Find the lines containing "Druck" and say how many there are, with no other words.

◇ ◇ ◇ ◇ ◇

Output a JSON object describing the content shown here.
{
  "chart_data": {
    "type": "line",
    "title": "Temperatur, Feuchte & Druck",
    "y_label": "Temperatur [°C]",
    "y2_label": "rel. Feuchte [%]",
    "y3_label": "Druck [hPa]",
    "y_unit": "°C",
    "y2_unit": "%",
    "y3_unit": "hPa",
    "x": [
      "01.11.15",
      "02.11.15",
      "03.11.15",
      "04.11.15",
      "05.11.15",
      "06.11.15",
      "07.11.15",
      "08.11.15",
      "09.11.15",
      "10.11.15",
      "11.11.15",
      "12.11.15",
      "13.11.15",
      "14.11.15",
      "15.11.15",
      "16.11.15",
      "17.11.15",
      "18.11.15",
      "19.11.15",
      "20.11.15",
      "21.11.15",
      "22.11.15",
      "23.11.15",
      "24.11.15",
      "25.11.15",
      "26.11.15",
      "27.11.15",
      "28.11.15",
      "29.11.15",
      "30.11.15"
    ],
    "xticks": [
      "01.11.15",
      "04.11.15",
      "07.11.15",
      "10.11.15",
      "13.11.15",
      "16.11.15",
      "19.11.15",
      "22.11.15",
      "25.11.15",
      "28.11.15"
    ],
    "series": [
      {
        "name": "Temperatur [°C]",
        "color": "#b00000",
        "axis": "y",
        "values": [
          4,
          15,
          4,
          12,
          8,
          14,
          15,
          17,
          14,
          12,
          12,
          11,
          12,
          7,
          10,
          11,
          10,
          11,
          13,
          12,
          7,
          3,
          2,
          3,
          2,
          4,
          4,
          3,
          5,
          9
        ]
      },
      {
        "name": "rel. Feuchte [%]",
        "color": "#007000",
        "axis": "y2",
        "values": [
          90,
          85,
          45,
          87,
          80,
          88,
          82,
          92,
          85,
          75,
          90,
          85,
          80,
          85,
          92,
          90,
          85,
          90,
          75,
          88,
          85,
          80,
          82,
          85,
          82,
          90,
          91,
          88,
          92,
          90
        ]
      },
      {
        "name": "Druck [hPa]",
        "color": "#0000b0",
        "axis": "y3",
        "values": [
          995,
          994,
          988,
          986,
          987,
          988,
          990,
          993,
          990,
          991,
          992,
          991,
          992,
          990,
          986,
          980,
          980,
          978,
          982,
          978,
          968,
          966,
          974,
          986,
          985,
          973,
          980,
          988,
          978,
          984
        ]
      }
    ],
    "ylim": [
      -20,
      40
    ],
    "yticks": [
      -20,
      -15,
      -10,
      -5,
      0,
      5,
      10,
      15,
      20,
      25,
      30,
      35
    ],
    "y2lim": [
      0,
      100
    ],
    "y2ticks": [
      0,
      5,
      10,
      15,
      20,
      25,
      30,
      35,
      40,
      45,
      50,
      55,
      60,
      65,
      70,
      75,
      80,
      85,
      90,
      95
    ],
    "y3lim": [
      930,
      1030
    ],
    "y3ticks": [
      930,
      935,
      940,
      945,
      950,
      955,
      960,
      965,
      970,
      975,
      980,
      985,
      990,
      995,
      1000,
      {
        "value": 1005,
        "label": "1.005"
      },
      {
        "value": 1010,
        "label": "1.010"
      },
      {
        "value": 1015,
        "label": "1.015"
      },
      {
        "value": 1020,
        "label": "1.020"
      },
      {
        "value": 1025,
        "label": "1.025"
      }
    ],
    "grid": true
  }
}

◇ ◇ ◇ ◇ ◇

* **FULL OUTPUT**: 3